▶ Work to do
Where a line of the material contains the string "series", copy that line.

Part of a data file
···

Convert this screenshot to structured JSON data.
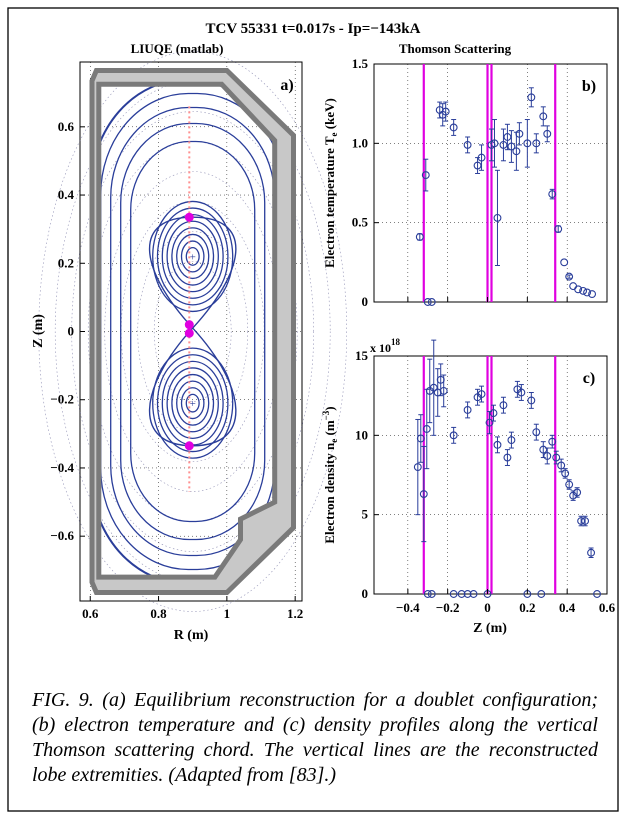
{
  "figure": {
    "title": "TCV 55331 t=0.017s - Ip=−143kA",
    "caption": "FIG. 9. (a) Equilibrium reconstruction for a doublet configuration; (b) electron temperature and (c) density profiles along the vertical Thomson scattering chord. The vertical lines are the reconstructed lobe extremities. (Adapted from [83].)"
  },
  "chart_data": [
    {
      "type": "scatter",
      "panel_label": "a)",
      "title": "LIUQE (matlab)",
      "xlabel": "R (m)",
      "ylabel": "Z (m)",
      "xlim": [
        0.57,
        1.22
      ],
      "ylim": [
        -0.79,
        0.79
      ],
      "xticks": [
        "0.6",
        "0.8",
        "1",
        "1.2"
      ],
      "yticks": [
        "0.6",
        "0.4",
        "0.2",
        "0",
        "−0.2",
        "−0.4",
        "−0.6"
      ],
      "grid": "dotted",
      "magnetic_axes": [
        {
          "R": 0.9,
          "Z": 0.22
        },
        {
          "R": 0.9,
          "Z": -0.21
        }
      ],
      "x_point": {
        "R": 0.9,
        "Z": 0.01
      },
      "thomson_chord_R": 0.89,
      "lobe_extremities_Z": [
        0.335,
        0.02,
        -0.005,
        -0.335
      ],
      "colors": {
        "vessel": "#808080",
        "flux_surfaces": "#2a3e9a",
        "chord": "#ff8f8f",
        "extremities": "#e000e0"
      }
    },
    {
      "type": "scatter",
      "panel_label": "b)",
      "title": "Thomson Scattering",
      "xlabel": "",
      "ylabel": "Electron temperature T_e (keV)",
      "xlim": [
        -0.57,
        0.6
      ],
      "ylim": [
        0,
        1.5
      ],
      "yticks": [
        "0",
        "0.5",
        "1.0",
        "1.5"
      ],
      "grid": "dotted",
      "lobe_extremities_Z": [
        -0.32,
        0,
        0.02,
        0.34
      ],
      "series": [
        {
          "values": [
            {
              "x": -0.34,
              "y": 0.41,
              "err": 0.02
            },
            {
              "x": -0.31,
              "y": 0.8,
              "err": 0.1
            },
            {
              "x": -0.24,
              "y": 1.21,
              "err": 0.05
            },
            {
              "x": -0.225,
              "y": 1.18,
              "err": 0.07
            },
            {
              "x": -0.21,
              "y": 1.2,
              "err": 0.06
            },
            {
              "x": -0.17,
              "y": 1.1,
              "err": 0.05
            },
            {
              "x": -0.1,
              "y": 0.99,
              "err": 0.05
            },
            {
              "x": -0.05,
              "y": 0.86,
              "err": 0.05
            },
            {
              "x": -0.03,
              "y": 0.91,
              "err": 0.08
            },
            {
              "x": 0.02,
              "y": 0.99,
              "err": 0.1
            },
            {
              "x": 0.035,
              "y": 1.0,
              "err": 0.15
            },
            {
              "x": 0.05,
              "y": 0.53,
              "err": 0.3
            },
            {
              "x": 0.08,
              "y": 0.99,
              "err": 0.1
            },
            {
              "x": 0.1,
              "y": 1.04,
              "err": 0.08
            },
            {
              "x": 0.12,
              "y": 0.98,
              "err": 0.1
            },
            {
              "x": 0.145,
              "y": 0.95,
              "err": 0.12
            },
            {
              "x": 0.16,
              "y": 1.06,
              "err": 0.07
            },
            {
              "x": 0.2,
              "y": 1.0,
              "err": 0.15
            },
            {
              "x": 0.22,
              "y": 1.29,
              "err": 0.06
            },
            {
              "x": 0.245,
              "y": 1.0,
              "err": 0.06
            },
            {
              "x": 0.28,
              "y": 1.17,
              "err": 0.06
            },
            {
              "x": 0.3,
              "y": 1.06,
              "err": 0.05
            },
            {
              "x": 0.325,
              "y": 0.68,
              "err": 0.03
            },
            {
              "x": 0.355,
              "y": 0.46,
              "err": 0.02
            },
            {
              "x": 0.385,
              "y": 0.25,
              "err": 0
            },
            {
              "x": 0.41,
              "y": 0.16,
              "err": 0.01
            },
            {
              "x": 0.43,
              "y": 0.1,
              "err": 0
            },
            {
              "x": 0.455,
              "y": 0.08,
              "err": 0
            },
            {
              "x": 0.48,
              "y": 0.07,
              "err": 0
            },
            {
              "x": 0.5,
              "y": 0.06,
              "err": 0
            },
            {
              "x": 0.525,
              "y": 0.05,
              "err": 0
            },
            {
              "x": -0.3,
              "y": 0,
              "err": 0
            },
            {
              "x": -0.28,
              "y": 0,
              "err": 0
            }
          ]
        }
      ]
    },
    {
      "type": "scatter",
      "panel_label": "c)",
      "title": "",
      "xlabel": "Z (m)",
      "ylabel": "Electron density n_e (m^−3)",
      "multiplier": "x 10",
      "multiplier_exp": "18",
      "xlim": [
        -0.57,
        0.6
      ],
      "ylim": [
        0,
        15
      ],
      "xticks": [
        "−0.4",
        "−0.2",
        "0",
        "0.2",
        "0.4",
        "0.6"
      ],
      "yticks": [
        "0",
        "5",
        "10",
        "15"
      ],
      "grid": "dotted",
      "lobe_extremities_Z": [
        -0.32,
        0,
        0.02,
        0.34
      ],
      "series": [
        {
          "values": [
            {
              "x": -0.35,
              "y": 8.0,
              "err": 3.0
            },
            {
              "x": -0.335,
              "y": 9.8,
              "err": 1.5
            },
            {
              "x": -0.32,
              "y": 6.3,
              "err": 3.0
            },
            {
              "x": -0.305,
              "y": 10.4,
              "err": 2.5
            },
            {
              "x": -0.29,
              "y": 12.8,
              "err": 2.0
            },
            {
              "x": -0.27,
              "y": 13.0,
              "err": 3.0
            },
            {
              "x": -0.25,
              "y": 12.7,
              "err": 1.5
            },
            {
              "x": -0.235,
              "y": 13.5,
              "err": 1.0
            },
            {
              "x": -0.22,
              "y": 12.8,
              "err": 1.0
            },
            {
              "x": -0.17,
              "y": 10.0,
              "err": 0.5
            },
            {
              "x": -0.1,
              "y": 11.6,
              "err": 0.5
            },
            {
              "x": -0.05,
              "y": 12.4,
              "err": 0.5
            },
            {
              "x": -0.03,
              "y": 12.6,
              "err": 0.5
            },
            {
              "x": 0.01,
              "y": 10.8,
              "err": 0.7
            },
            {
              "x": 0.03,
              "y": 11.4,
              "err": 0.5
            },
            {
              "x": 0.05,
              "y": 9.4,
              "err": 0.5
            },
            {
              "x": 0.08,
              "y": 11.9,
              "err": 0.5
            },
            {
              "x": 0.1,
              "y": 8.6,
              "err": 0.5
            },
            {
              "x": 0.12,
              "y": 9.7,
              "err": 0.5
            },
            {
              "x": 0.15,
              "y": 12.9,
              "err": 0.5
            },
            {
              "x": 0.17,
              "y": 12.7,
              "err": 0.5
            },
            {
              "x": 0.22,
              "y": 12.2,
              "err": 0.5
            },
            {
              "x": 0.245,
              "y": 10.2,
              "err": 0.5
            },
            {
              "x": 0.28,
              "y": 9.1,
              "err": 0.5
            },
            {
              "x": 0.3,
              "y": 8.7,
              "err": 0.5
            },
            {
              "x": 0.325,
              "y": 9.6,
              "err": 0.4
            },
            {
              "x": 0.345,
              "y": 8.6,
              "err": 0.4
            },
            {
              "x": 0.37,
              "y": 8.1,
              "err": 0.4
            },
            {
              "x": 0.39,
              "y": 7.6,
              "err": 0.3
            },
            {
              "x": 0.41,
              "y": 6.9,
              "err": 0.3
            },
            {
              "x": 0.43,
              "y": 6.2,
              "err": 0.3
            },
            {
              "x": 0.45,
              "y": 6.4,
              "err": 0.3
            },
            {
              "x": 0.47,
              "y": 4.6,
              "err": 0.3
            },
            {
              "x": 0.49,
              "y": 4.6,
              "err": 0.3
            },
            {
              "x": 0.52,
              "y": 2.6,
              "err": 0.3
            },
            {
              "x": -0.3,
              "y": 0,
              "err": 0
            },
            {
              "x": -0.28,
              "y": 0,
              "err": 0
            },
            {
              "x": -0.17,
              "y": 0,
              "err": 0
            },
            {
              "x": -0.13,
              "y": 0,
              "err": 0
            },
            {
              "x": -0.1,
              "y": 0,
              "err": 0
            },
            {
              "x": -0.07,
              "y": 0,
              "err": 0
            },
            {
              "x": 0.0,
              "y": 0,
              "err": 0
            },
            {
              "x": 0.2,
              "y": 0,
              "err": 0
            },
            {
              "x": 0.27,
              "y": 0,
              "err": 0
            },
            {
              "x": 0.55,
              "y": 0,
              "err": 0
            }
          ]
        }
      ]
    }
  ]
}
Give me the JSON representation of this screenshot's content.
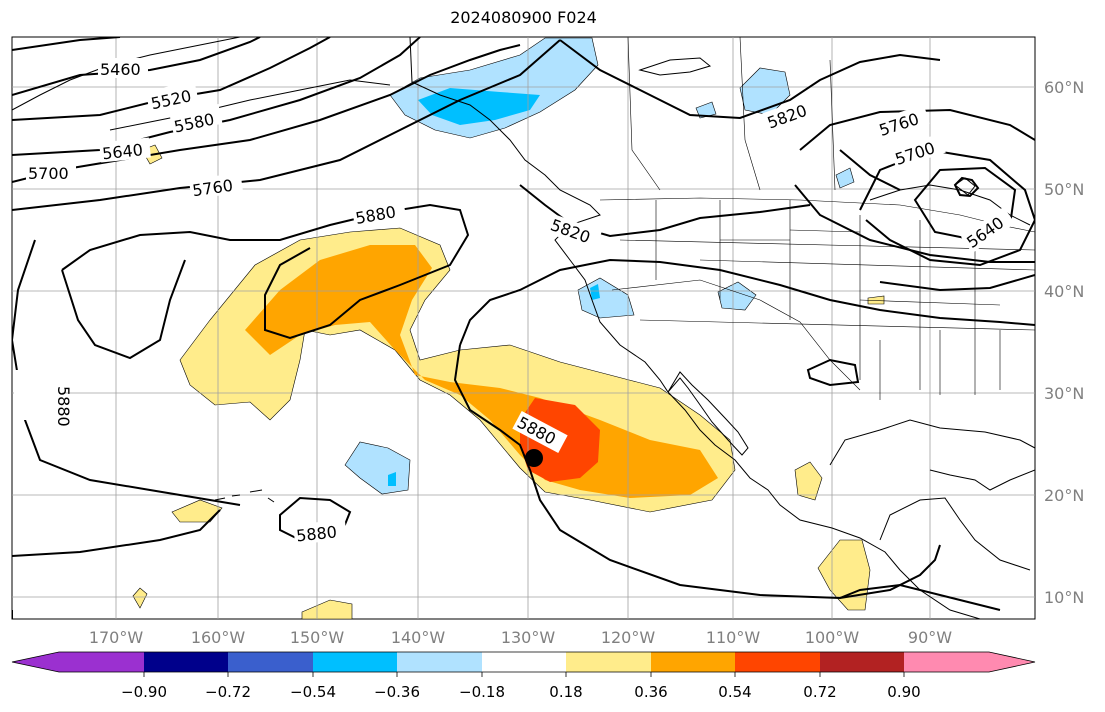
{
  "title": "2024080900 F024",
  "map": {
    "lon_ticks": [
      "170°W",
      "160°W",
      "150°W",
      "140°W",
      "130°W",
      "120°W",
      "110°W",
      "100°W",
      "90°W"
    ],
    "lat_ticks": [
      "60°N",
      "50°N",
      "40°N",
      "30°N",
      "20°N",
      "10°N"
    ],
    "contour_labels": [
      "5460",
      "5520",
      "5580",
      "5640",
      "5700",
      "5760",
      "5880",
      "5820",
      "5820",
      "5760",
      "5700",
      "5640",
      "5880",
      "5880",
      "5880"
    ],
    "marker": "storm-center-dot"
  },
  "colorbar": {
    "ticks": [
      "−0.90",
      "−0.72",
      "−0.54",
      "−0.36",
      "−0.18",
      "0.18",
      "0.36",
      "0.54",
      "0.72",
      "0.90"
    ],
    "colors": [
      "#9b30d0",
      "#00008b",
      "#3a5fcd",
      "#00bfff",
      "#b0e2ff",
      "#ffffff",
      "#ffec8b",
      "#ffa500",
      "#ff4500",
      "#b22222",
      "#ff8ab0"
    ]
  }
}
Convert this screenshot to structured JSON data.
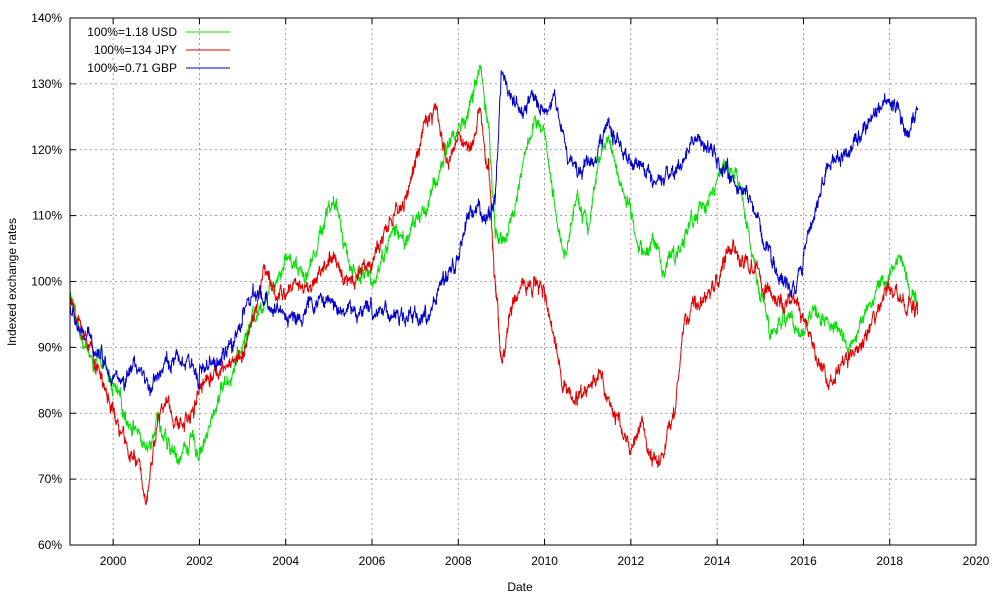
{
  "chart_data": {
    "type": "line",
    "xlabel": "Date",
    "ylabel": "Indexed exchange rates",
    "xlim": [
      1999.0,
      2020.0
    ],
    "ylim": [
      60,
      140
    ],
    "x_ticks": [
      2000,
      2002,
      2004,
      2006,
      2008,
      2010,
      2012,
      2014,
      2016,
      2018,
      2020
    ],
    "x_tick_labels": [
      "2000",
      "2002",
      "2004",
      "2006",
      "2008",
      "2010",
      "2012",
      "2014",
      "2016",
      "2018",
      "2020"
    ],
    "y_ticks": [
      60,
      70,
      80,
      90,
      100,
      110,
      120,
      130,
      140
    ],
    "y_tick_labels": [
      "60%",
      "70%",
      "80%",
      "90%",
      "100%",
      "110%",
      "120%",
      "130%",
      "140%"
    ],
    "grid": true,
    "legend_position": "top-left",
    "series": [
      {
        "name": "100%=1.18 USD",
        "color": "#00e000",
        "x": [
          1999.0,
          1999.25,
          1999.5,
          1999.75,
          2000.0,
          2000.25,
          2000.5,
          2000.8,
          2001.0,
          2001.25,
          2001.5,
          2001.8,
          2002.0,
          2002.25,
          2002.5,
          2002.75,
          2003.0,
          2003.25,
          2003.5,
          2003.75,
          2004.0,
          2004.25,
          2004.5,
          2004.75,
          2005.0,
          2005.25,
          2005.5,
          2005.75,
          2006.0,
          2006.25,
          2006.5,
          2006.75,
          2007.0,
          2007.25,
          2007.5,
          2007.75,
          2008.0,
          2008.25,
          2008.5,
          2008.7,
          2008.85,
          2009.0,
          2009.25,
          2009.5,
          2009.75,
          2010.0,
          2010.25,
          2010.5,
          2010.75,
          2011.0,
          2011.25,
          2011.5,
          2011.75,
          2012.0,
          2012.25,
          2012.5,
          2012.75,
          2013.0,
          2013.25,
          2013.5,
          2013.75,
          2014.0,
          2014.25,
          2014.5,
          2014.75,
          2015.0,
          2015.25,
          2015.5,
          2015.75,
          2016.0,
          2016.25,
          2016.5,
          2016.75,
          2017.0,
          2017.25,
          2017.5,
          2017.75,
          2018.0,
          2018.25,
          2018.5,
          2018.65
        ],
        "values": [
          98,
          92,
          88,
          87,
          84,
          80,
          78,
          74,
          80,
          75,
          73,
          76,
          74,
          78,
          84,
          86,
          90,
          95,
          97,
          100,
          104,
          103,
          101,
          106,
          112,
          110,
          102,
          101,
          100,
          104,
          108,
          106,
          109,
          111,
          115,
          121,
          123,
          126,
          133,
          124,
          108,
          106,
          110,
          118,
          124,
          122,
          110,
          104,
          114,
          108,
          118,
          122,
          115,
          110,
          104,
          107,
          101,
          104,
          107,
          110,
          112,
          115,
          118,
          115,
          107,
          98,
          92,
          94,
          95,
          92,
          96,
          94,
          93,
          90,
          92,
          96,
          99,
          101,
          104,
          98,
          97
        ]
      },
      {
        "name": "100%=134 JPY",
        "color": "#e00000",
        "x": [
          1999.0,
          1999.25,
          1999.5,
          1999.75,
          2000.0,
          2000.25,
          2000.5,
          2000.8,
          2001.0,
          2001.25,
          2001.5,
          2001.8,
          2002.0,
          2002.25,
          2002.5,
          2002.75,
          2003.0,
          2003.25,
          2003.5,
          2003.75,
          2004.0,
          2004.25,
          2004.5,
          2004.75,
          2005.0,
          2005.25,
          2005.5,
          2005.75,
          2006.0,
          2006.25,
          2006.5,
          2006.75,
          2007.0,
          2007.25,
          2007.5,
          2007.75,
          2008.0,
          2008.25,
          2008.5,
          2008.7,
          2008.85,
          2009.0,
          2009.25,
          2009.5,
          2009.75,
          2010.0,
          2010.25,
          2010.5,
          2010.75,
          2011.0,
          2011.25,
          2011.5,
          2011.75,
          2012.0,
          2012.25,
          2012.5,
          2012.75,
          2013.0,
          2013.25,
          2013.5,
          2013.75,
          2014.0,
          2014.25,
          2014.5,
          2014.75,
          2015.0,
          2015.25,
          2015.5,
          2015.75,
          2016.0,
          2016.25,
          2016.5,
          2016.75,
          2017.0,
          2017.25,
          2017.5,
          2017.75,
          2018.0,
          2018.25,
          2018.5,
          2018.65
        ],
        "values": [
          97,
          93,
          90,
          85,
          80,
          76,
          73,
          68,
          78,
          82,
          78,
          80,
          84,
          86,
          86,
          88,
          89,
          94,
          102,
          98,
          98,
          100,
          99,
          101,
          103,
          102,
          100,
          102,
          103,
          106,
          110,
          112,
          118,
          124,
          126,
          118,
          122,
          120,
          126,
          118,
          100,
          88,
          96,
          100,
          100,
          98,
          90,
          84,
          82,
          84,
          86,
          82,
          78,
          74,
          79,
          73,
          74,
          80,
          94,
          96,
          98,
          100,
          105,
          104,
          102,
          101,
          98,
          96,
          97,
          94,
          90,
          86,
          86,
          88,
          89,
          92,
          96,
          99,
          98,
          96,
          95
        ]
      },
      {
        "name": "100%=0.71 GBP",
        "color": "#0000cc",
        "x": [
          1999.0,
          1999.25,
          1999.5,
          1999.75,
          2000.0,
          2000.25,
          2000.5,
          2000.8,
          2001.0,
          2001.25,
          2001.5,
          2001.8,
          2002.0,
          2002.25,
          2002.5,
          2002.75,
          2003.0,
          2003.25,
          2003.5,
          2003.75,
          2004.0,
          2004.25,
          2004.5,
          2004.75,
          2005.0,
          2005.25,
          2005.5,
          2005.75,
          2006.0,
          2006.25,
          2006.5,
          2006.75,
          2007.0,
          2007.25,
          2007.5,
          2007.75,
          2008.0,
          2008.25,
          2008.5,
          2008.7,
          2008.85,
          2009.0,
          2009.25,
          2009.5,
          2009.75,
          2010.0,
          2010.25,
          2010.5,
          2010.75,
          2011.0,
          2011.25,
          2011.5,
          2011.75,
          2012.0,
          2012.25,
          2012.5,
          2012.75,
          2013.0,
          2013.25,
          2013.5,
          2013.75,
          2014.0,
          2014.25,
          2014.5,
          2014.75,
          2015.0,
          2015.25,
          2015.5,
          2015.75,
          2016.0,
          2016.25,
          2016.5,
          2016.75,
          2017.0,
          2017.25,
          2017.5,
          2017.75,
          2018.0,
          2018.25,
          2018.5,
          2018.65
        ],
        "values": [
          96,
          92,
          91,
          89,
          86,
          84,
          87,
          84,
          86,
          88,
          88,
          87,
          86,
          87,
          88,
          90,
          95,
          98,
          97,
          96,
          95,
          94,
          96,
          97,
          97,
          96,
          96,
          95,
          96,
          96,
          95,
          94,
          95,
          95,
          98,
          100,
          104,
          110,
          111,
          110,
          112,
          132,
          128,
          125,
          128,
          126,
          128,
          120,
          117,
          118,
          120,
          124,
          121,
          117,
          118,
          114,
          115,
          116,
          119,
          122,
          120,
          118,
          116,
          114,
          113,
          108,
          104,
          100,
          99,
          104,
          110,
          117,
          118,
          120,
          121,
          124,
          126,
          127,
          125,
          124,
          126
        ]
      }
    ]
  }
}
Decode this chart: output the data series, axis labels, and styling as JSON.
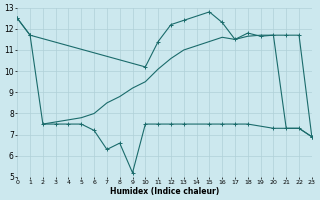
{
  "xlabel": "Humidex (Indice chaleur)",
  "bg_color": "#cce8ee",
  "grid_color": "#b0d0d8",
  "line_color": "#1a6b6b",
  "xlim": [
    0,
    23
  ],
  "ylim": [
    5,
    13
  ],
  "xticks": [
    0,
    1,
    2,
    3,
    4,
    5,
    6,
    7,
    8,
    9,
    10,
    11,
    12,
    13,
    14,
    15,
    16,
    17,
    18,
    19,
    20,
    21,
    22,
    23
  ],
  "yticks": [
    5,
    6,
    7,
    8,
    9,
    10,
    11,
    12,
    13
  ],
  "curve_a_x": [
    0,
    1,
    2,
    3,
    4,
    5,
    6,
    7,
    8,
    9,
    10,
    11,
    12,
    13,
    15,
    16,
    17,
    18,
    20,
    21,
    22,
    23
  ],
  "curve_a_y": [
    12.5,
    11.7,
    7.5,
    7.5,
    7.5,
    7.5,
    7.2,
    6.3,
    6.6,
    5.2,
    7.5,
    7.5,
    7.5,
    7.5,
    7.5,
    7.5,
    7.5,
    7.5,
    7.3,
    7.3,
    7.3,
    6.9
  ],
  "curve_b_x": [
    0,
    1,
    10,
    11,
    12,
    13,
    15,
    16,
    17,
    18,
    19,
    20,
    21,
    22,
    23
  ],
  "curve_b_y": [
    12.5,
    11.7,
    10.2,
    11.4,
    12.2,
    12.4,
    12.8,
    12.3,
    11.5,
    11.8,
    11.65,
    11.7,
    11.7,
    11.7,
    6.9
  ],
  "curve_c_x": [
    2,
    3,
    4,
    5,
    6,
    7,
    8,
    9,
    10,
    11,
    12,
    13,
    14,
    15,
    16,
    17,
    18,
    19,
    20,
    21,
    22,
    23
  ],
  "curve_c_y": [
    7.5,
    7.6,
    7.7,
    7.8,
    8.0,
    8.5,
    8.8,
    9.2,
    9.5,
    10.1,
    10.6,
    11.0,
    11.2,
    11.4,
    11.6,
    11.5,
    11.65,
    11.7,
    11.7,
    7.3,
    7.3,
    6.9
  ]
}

···

▶ Solved problem
      "series": [
      "series": [
    "series": [
Decode this chart: output the data series, axis labels, and styling as JSON.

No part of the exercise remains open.